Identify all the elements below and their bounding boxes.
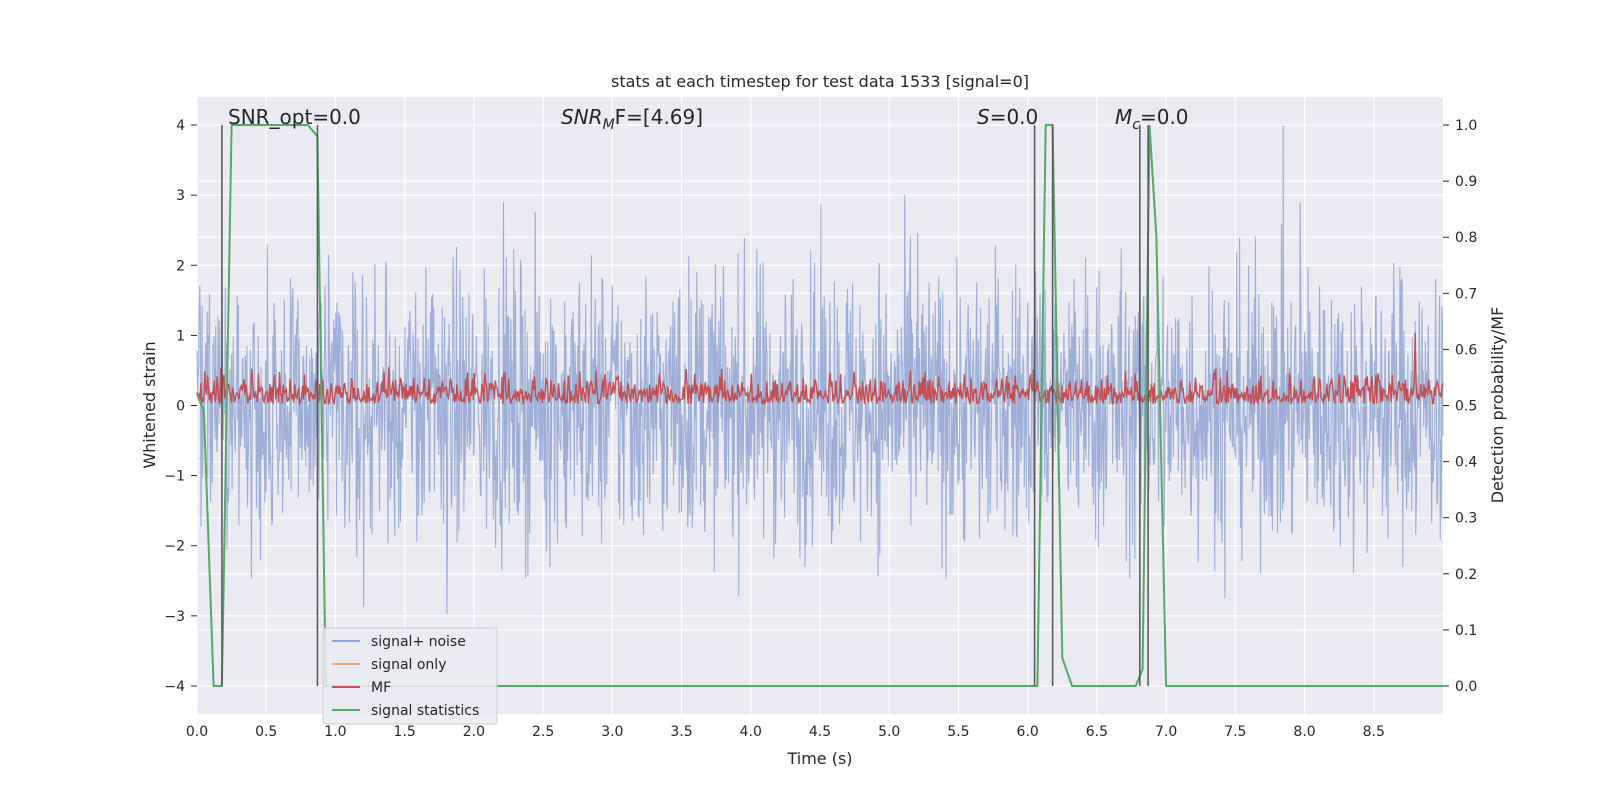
x-axis-label: Time (s) <box>786 749 852 768</box>
y2-tick-label: 0.0 <box>1455 679 1477 695</box>
annotation-snr-mf-sub: M <box>603 117 615 133</box>
annotation-snr-mf: SNRMF=[4.69] <box>561 105 703 133</box>
x-tick-label: 2.5 <box>532 724 554 740</box>
annotation-mc: Mc=0.0 <box>1115 105 1189 133</box>
annotation-s-rest: =0.0 <box>990 105 1039 129</box>
legend: signal+ noise signal only MF signal stat… <box>322 627 498 725</box>
y2-tick-label: 0.1 <box>1455 623 1477 639</box>
x-tick-label: 5.5 <box>947 724 969 740</box>
legend-label-mf: MF <box>371 680 391 696</box>
y2-tick-label: 0.7 <box>1455 286 1477 302</box>
x-tick-label: 8.0 <box>1293 724 1315 740</box>
x-tick-label: 4.5 <box>809 724 831 740</box>
y-tick-label: −4 <box>164 679 185 695</box>
y2-tick-label: 0.3 <box>1455 511 1477 527</box>
signal-statistics-line <box>196 124 1443 687</box>
y2-tick-label: 0.2 <box>1455 567 1477 583</box>
x-tick-label: 6.0 <box>1017 724 1039 740</box>
y2-tick-label: 0.5 <box>1455 399 1477 415</box>
y-axis-label: Whitened strain <box>140 341 159 468</box>
y-tick-label: 1 <box>176 328 185 344</box>
legend-label-signal-statistics: signal statistics <box>371 703 479 719</box>
y-tick-label: −3 <box>164 609 185 625</box>
x-tick-label: 4.0 <box>740 724 762 740</box>
x-tick-label: 5.0 <box>878 724 900 740</box>
y-tick-label: 4 <box>176 118 185 134</box>
x-tick-label: 1.0 <box>324 724 346 740</box>
y-tick-label: −2 <box>164 539 185 555</box>
x-tick-label: 6.5 <box>1086 724 1108 740</box>
annotation-snr-mf-rest: F=[4.69] <box>615 105 703 129</box>
chart-title: stats at each timestep for test data 153… <box>611 72 1029 91</box>
y2-tick-label: 1.0 <box>1455 118 1477 134</box>
x-tick-label: 3.0 <box>601 724 623 740</box>
annotation-mc-base: M <box>1115 105 1132 129</box>
legend-label-signal-only: signal only <box>371 657 446 673</box>
y2-tick-label: 0.9 <box>1455 174 1477 190</box>
y2-tick-label: 0.8 <box>1455 230 1477 246</box>
x-tick-label: 7.5 <box>1224 724 1246 740</box>
y-tick-label: −1 <box>164 469 185 485</box>
y-tick-label: 3 <box>176 188 185 204</box>
y2-tick-label: 0.6 <box>1455 342 1477 358</box>
noise-line <box>196 124 1444 614</box>
x-tick-label: 2.0 <box>463 724 485 740</box>
y-tick-label: 0 <box>176 399 185 415</box>
annotation-s: S=0.0 <box>977 105 1038 129</box>
annotation-s-base: S <box>977 105 990 129</box>
y-tick-label: 2 <box>176 258 185 274</box>
annotation-snr-mf-base: SNR <box>561 105 603 129</box>
x-tick-label: 1.5 <box>394 724 416 740</box>
annotation-mc-rest: =0.0 <box>1140 105 1189 129</box>
annotation-snr-opt: SNR_opt=0.0 <box>228 105 361 129</box>
tick-layer: 0.0 0.5 1.0 1.5 2.0 2.5 3.0 3.5 4.0 4.5 5.0 5.5 6.0 6… <box>164 118 1477 740</box>
vertical-markers <box>221 125 1149 686</box>
x-tick-label: 3.5 <box>670 724 692 740</box>
x-tick-label: 0.0 <box>186 724 208 740</box>
signal-statistics-series <box>196 124 1443 687</box>
y2-axis-label: Detection probability/MF <box>1488 307 1507 504</box>
x-tick-label: 8.5 <box>1363 724 1385 740</box>
annotation-mc-sub: c <box>1132 117 1140 133</box>
noise-series <box>196 124 1444 614</box>
legend-label-noise: signal+ noise <box>371 634 466 650</box>
y2-tick-label: 0.4 <box>1455 455 1477 471</box>
legend-box <box>322 627 498 725</box>
mf-series <box>196 332 1444 407</box>
mf-line <box>196 332 1444 407</box>
x-tick-label: 0.5 <box>255 724 277 740</box>
x-tick-label: 7.0 <box>1155 724 1177 740</box>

▸ **SET TASK**
Copy out every line of the material above without changes, leaving out the pictures.

▸ **ANSWER TO THIS PROBLEM**
Identify all the elements below and their bounding boxes.
x-axis-label: Time (s) <box>786 749 852 768</box>
y2-tick-label: 0.0 <box>1455 679 1477 695</box>
annotation-snr-mf-sub: M <box>603 117 615 133</box>
annotation-snr-mf: SNRMF=[4.69] <box>561 105 703 133</box>
x-tick-label: 2.5 <box>532 724 554 740</box>
annotation-mc: Mc=0.0 <box>1115 105 1189 133</box>
annotation-s-rest: =0.0 <box>990 105 1039 129</box>
legend: signal+ noise signal only MF signal stat… <box>322 627 498 725</box>
y2-tick-label: 0.1 <box>1455 623 1477 639</box>
x-tick-label: 5.5 <box>947 724 969 740</box>
legend-label-mf: MF <box>371 680 391 696</box>
y2-tick-label: 0.7 <box>1455 286 1477 302</box>
x-tick-label: 8.0 <box>1293 724 1315 740</box>
x-tick-label: 4.5 <box>809 724 831 740</box>
y-tick-label: −4 <box>164 679 185 695</box>
y2-tick-label: 0.3 <box>1455 511 1477 527</box>
signal-statistics-line <box>196 124 1443 687</box>
y2-tick-label: 0.2 <box>1455 567 1477 583</box>
x-tick-label: 6.0 <box>1017 724 1039 740</box>
y2-tick-label: 0.5 <box>1455 399 1477 415</box>
y-axis-label: Whitened strain <box>140 341 159 468</box>
y-tick-label: 1 <box>176 328 185 344</box>
legend-label-signal-statistics: signal statistics <box>371 703 479 719</box>
y-tick-label: −3 <box>164 609 185 625</box>
x-tick-label: 4.0 <box>740 724 762 740</box>
x-tick-label: 5.0 <box>878 724 900 740</box>
y-tick-label: 4 <box>176 118 185 134</box>
x-tick-label: 1.0 <box>324 724 346 740</box>
y-tick-label: −2 <box>164 539 185 555</box>
x-tick-label: 6.5 <box>1086 724 1108 740</box>
annotation-snr-mf-rest: F=[4.69] <box>615 105 703 129</box>
chart-title: stats at each timestep for test data 153… <box>611 72 1029 91</box>
y2-tick-label: 1.0 <box>1455 118 1477 134</box>
x-tick-label: 3.0 <box>601 724 623 740</box>
annotation-mc-base: M <box>1115 105 1132 129</box>
legend-label-signal-only: signal only <box>371 657 446 673</box>
y2-tick-label: 0.9 <box>1455 174 1477 190</box>
y2-tick-label: 0.8 <box>1455 230 1477 246</box>
x-tick-label: 7.5 <box>1224 724 1246 740</box>
y-tick-label: −1 <box>164 469 185 485</box>
y-tick-label: 3 <box>176 188 185 204</box>
y2-tick-label: 0.6 <box>1455 342 1477 358</box>
noise-line <box>196 124 1444 614</box>
x-tick-label: 2.0 <box>463 724 485 740</box>
y-tick-label: 0 <box>176 399 185 415</box>
annotation-s: S=0.0 <box>977 105 1038 129</box>
annotation-s-base: S <box>977 105 990 129</box>
y-tick-label: 2 <box>176 258 185 274</box>
annotation-snr-mf-base: SNR <box>561 105 603 129</box>
x-tick-label: 1.5 <box>394 724 416 740</box>
annotation-mc-rest: =0.0 <box>1140 105 1189 129</box>
annotation-snr-opt: SNR_opt=0.0 <box>228 105 361 129</box>
tick-layer: 0.0 0.5 1.0 1.5 2.0 2.5 3.0 3.5 4.0 4.5 5.0 5.5 6.0 6… <box>164 118 1477 740</box>
vertical-markers <box>221 125 1149 686</box>
x-tick-label: 3.5 <box>670 724 692 740</box>
x-tick-label: 0.0 <box>186 724 208 740</box>
signal-statistics-series <box>196 124 1443 687</box>
y2-axis-label: Detection probability/MF <box>1488 307 1507 504</box>
x-tick-label: 8.5 <box>1363 724 1385 740</box>
annotation-mc-sub: c <box>1132 117 1140 133</box>
noise-series <box>196 124 1444 614</box>
legend-label-noise: signal+ noise <box>371 634 466 650</box>
y2-tick-label: 0.4 <box>1455 455 1477 471</box>
legend-box <box>322 627 498 725</box>
mf-series <box>196 332 1444 407</box>
mf-line <box>196 332 1444 407</box>
x-tick-label: 0.5 <box>255 724 277 740</box>
x-tick-label: 7.0 <box>1155 724 1177 740</box>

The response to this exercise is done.